STATED EXERCISE: Copy out the listing exactly.

+===+

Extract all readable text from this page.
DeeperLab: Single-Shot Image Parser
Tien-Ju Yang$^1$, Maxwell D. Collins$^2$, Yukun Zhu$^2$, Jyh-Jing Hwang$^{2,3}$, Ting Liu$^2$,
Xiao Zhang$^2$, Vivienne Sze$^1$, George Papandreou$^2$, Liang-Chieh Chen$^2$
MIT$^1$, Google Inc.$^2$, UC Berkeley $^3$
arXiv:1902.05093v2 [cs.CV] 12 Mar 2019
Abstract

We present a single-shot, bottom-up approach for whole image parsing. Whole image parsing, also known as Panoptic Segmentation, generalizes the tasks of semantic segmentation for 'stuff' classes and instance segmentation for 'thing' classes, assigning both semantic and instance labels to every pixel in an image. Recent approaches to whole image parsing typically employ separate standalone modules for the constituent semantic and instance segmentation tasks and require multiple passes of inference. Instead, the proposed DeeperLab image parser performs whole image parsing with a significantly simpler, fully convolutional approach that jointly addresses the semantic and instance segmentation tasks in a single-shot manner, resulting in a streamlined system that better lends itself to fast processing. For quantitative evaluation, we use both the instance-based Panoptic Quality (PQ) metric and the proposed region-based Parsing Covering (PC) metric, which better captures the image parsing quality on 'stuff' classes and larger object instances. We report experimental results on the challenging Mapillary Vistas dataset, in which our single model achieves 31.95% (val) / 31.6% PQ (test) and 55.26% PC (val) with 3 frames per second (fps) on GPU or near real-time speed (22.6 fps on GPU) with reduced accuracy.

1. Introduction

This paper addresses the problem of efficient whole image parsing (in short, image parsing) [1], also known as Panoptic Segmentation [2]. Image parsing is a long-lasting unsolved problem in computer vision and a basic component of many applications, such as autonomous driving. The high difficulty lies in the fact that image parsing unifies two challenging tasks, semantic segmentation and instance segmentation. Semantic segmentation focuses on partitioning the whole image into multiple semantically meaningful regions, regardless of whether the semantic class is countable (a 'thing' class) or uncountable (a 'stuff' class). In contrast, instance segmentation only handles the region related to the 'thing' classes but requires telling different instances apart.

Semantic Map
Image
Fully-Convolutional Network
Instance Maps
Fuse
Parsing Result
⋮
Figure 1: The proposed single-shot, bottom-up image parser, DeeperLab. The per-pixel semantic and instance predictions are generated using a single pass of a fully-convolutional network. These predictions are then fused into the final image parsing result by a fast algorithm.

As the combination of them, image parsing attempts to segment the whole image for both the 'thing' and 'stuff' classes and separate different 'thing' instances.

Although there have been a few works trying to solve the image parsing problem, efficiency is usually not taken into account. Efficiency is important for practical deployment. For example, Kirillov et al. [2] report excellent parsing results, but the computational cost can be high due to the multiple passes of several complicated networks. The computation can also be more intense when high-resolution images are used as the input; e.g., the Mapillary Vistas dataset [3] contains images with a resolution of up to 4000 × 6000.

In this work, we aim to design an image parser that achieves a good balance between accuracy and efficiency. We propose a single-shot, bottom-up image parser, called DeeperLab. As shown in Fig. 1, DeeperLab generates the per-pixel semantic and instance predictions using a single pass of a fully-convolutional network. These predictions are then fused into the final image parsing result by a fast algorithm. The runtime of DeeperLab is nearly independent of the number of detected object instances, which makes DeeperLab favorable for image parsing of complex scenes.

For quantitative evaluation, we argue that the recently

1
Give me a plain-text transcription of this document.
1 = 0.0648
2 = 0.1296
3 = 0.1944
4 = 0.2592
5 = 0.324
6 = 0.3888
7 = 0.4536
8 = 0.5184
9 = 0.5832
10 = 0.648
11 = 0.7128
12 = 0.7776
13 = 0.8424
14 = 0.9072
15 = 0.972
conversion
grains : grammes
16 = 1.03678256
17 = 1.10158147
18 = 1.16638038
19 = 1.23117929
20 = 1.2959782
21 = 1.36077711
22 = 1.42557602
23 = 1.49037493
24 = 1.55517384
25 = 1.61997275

+===+

RESPONSE BELOW:
Extract all readable text from this page.
DeeperLab: Single-Shot Image Parser
Tien-Ju Yang$^1$, Maxwell D. Collins$^2$, Yukun Zhu$^2$, Jyh-Jing Hwang$^{2,3}$, Ting Liu$^2$,
Xiao Zhang$^2$, Vivienne Sze$^1$, George Papandreou$^2$, Liang-Chieh Chen$^2$
MIT$^1$, Google Inc.$^2$, UC Berkeley $^3$
arXiv:1902.05093v2 [cs.CV] 12 Mar 2019
Abstract

We present a single-shot, bottom-up approach for whole image parsing. Whole image parsing, also known as Panoptic Segmentation, generalizes the tasks of semantic segmentation for 'stuff' classes and instance segmentation for 'thing' classes, assigning both semantic and instance labels to every pixel in an image. Recent approaches to whole image parsing typically employ separate standalone modules for the constituent semantic and instance segmentation tasks and require multiple passes of inference. Instead, the proposed DeeperLab image parser performs whole image parsing with a significantly simpler, fully convolutional approach that jointly addresses the semantic and instance segmentation tasks in a single-shot manner, resulting in a streamlined system that better lends itself to fast processing. For quantitative evaluation, we use both the instance-based Panoptic Quality (PQ) metric and the proposed region-based Parsing Covering (PC) metric, which better captures the image parsing quality on 'stuff' classes and larger object instances. We report experimental results on the challenging Mapillary Vistas dataset, in which our single model achieves 31.95% (val) / 31.6% PQ (test) and 55.26% PC (val) with 3 frames per second (fps) on GPU or near real-time speed (22.6 fps on GPU) with reduced accuracy.

1. Introduction

This paper addresses the problem of efficient whole image parsing (in short, image parsing) [1], also known as Panoptic Segmentation [2]. Image parsing is a long-lasting unsolved problem in computer vision and a basic component of many applications, such as autonomous driving. The high difficulty lies in the fact that image parsing unifies two challenging tasks, semantic segmentation and instance segmentation. Semantic segmentation focuses on partitioning the whole image into multiple semantically meaningful regions, regardless of whether the semantic class is countable (a 'thing' class) or uncountable (a 'stuff' class). In contrast, instance segmentation only handles the region related to the 'thing' classes but requires telling different instances apart.

Semantic Map
Image
Fully-Convolutional Network
Instance Maps
Fuse
Parsing Result
⋮
Figure 1: The proposed single-shot, bottom-up image parser, DeeperLab. The per-pixel semantic and instance predictions are generated using a single pass of a fully-convolutional network. These predictions are then fused into the final image parsing result by a fast algorithm.

As the combination of them, image parsing attempts to segment the whole image for both the 'thing' and 'stuff' classes and separate different 'thing' instances.

Although there have been a few works trying to solve the image parsing problem, efficiency is usually not taken into account. Efficiency is important for practical deployment. For example, Kirillov et al. [2] report excellent parsing results, but the computational cost can be high due to the multiple passes of several complicated networks. The computation can also be more intense when high-resolution images are used as the input; e.g., the Mapillary Vistas dataset [3] contains images with a resolution of up to 4000 × 6000.

In this work, we aim to design an image parser that achieves a good balance between accuracy and efficiency. We propose a single-shot, bottom-up image parser, called DeeperLab. As shown in Fig. 1, DeeperLab generates the per-pixel semantic and instance predictions using a single pass of a fully-convolutional network. These predictions are then fused into the final image parsing result by a fast algorithm. The runtime of DeeperLab is nearly independent of the number of detected object instances, which makes DeeperLab favorable for image parsing of complex scenes.

For quantitative evaluation, we argue that the recently

1
Give me a plain-text transcription of this document.
1 = 0.0648
2 = 0.1296
3 = 0.1944
4 = 0.2592
5 = 0.324
6 = 0.3888
7 = 0.4536
8 = 0.5184
9 = 0.5832
10 = 0.648
11 = 0.7128
12 = 0.7776
13 = 0.8424
14 = 0.9072
15 = 0.972
conversion
grains : grammes
16 = 1.03678256
17 = 1.10158147
18 = 1.16638038
19 = 1.23117929
20 = 1.2959782
21 = 1.36077711
22 = 1.42557602
23 = 1.49037493
24 = 1.55517384
25 = 1.61997275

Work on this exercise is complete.